== WORK TO BE COMPLETED ==
Determine how many lines hold "plane" and give only that number.

== EXERCISE MATERIAL ==
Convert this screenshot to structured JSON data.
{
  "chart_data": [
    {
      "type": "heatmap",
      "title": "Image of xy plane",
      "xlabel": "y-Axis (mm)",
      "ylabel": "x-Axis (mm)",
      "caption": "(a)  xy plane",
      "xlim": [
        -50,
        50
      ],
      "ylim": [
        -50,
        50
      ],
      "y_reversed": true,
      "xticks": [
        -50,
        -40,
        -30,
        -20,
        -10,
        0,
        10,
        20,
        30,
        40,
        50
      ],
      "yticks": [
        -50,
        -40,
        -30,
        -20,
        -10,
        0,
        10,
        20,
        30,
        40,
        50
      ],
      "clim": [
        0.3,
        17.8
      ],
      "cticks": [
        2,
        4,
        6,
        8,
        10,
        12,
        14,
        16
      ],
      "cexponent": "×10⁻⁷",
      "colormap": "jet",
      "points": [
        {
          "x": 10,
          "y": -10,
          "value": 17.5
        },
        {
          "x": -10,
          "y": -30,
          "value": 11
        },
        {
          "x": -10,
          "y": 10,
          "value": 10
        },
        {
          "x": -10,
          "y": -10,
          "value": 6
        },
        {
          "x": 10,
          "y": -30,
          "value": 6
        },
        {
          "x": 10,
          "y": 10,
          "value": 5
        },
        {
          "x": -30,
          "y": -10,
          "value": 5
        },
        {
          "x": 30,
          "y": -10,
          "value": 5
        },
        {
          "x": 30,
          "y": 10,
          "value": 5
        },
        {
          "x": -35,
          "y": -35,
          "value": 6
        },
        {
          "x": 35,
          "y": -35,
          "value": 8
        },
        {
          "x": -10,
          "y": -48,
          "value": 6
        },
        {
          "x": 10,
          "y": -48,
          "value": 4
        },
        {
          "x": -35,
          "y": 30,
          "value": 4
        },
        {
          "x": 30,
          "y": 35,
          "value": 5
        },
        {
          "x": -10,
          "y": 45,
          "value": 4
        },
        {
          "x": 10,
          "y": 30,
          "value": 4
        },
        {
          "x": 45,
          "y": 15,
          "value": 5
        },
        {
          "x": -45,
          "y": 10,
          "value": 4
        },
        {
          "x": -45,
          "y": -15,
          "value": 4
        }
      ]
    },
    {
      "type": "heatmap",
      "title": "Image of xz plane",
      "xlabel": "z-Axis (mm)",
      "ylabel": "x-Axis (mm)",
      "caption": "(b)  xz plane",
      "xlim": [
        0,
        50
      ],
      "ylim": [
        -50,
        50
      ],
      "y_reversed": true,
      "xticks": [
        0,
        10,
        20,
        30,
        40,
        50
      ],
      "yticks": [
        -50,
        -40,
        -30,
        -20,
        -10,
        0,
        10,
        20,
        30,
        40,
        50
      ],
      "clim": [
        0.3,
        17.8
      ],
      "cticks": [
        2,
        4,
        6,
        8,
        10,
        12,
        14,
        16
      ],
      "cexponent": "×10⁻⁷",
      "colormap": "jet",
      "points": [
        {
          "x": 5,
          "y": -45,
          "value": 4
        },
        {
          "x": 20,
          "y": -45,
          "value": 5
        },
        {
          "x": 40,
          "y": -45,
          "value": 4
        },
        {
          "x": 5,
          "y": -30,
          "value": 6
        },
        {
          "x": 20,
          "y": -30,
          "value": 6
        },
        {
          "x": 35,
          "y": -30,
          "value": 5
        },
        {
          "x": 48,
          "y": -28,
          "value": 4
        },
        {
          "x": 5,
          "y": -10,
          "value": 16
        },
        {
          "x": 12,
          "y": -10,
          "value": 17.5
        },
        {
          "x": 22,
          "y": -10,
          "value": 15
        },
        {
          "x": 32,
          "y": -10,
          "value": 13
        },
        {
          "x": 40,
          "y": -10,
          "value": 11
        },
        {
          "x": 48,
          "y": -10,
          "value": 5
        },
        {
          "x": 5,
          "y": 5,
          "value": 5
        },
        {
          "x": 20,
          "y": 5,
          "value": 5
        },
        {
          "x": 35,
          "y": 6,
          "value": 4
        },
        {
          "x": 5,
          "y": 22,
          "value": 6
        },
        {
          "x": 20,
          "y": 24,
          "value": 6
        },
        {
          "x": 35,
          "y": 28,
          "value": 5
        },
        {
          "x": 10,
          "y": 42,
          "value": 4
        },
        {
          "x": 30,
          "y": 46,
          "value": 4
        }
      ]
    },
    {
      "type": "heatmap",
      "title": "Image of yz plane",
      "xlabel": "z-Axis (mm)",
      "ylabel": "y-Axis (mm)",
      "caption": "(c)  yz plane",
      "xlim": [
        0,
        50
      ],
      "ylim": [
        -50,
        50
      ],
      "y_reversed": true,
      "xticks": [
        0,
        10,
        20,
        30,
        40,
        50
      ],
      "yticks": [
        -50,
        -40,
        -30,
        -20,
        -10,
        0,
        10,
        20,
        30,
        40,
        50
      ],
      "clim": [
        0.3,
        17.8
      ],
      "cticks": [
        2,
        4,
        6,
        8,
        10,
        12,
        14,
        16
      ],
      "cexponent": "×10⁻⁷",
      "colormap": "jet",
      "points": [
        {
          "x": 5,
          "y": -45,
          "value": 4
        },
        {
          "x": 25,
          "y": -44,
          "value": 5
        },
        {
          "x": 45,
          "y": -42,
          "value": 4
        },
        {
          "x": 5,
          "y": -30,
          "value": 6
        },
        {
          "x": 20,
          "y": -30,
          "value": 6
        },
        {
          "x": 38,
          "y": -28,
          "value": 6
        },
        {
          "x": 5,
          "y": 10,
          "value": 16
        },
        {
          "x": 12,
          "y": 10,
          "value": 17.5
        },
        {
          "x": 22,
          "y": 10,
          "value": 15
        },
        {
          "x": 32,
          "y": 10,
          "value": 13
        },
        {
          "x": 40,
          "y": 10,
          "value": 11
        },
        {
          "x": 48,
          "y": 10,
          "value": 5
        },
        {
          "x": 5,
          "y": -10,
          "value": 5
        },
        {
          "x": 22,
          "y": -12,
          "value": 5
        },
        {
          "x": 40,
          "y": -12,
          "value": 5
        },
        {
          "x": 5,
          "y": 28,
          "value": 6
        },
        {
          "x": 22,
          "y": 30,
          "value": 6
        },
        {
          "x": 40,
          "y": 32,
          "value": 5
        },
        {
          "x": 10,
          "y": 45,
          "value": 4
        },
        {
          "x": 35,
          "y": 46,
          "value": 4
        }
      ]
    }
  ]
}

== RESULT OF THIS EXERCISE ==
6